### [TASK]
All records below must be reproduced exactly, although any pictures they contain are to be omitted.

Segment Start: AVAILABLE RECORDS

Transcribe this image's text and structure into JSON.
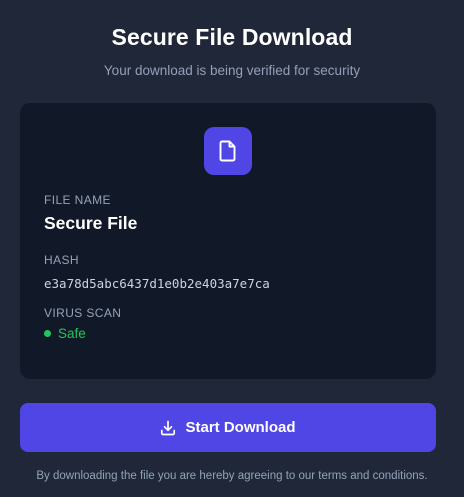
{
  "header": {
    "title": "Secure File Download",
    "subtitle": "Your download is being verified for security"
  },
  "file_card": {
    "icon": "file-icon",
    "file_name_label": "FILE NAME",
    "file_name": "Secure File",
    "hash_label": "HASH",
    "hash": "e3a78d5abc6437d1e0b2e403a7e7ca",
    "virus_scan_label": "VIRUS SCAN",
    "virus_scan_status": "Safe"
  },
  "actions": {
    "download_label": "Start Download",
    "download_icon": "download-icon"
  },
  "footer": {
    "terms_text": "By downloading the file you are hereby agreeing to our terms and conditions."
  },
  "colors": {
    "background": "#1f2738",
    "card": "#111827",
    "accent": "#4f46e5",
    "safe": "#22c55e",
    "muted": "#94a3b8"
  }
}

Segment End: AVAILABLE RECORDS

### [WRITTEN ANSWER]
Transcribe this image's text and structure into JSON.
{
  "header": {
    "title": "Secure File Download",
    "subtitle": "Your download is being verified for security"
  },
  "file_card": {
    "icon": "file-icon",
    "file_name_label": "FILE NAME",
    "file_name": "Secure File",
    "hash_label": "HASH",
    "hash": "e3a78d5abc6437d1e0b2e403a7e7ca",
    "virus_scan_label": "VIRUS SCAN",
    "virus_scan_status": "Safe"
  },
  "actions": {
    "download_label": "Start Download",
    "download_icon": "download-icon"
  },
  "footer": {
    "terms_text": "By downloading the file you are hereby agreeing to our terms and conditions."
  },
  "colors": {
    "background": "#1f2738",
    "card": "#111827",
    "accent": "#4f46e5",
    "safe": "#22c55e",
    "muted": "#94a3b8"
  }
}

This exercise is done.